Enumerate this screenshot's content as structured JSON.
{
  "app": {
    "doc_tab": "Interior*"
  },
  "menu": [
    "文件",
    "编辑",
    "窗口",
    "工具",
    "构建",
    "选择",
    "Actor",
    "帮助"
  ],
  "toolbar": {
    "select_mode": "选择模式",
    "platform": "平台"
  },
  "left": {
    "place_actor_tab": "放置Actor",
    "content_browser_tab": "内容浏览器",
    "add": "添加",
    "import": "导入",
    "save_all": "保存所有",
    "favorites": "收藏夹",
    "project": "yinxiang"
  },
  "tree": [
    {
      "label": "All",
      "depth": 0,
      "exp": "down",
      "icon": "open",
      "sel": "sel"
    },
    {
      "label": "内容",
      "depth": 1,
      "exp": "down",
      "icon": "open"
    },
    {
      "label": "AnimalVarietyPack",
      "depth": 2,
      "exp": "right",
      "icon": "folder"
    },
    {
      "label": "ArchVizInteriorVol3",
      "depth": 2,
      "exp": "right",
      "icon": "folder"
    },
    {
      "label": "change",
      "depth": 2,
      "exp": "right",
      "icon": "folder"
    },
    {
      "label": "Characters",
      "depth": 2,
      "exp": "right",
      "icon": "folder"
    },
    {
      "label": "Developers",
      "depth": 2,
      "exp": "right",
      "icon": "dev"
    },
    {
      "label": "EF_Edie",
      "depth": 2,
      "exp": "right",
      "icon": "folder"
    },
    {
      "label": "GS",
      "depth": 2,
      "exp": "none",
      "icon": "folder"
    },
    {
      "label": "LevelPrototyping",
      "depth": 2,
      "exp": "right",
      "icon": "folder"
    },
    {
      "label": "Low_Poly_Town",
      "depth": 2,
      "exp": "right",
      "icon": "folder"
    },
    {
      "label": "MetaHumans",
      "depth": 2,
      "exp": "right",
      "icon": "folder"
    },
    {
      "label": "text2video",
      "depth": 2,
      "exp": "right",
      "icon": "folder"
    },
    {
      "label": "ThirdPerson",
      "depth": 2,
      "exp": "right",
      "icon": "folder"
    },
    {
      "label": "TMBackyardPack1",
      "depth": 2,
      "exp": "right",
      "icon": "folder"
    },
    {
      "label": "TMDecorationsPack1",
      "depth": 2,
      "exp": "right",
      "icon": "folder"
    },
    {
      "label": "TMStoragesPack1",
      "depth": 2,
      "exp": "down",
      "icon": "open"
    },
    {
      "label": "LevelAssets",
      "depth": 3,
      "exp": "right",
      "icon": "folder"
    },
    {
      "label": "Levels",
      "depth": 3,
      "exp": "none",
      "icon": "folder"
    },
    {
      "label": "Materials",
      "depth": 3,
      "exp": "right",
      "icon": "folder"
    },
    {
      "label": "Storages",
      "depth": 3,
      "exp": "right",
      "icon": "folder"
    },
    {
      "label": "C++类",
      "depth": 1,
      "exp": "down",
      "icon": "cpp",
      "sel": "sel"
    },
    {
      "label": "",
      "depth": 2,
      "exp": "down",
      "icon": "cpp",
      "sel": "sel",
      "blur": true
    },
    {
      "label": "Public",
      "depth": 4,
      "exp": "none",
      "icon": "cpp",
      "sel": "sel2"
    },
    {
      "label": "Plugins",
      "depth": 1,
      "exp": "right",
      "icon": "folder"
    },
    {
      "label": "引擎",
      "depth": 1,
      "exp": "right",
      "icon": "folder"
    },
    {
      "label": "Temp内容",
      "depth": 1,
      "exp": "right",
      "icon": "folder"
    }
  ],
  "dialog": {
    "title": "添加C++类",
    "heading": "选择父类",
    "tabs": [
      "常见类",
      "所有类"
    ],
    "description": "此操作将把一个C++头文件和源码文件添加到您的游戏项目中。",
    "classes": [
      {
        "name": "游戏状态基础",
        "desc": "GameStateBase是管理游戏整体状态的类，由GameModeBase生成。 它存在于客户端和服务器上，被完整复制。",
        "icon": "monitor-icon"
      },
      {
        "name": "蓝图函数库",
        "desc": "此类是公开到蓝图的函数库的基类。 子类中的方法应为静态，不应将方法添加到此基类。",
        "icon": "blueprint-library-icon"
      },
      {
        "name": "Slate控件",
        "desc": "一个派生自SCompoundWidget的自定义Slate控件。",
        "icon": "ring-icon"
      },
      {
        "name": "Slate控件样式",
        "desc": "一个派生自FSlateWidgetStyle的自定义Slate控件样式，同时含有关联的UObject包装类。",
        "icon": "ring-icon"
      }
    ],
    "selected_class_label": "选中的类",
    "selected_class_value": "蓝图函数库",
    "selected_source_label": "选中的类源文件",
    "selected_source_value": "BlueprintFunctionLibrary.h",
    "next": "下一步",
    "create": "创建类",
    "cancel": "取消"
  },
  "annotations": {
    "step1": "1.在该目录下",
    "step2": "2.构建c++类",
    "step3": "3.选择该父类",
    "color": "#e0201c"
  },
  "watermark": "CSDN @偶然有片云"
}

════════════════════

◆ **Do this**:
Only the number is wanted: how many lines contain the string "name"?

◆ **The reply**:
4